- _Directions_
What is needed here is an exact copy of every entry.
--------------------
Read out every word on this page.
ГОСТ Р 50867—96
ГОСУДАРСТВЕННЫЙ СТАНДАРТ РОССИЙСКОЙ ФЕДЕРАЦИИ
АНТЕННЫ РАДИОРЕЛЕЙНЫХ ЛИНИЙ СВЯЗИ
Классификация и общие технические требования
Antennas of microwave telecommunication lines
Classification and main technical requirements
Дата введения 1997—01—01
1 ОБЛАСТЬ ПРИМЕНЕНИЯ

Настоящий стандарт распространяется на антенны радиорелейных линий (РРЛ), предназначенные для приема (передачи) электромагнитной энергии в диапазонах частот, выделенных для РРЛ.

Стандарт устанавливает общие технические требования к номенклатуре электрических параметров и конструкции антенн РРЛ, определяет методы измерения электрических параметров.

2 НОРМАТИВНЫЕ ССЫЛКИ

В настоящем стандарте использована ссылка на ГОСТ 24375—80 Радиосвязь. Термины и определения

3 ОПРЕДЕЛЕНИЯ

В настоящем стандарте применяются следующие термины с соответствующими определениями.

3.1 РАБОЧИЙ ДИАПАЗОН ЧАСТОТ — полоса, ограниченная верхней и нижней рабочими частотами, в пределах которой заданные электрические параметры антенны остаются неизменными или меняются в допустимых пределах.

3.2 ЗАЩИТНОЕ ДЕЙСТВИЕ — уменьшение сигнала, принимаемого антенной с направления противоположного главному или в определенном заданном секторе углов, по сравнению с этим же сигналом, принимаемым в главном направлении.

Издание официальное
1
--------------------
- _Solution to the exercise_
Read out every word on this page.
ГОСТ Р 50867—96
ГОСУДАРСТВЕННЫЙ СТАНДАРТ РОССИЙСКОЙ ФЕДЕРАЦИИ
АНТЕННЫ РАДИОРЕЛЕЙНЫХ ЛИНИЙ СВЯЗИ
Классификация и общие технические требования
Antennas of microwave telecommunication lines
Classification and main technical requirements
Дата введения 1997—01—01
1 ОБЛАСТЬ ПРИМЕНЕНИЯ

Настоящий стандарт распространяется на антенны радиорелейных линий (РРЛ), предназначенные для приема (передачи) электромагнитной энергии в диапазонах частот, выделенных для РРЛ.

Стандарт устанавливает общие технические требования к номенклатуре электрических параметров и конструкции антенн РРЛ, определяет методы измерения электрических параметров.

2 НОРМАТИВНЫЕ ССЫЛКИ

В настоящем стандарте использована ссылка на ГОСТ 24375—80 Радиосвязь. Термины и определения

3 ОПРЕДЕЛЕНИЯ

В настоящем стандарте применяются следующие термины с соответствующими определениями.

3.1 РАБОЧИЙ ДИАПАЗОН ЧАСТОТ — полоса, ограниченная верхней и нижней рабочими частотами, в пределах которой заданные электрические параметры антенны остаются неизменными или меняются в допустимых пределах.

3.2 ЗАЩИТНОЕ ДЕЙСТВИЕ — уменьшение сигнала, принимаемого антенной с направления противоположного главному или в определенном заданном секторе углов, по сравнению с этим же сигналом, принимаемым в главном направлении.

Издание официальное
1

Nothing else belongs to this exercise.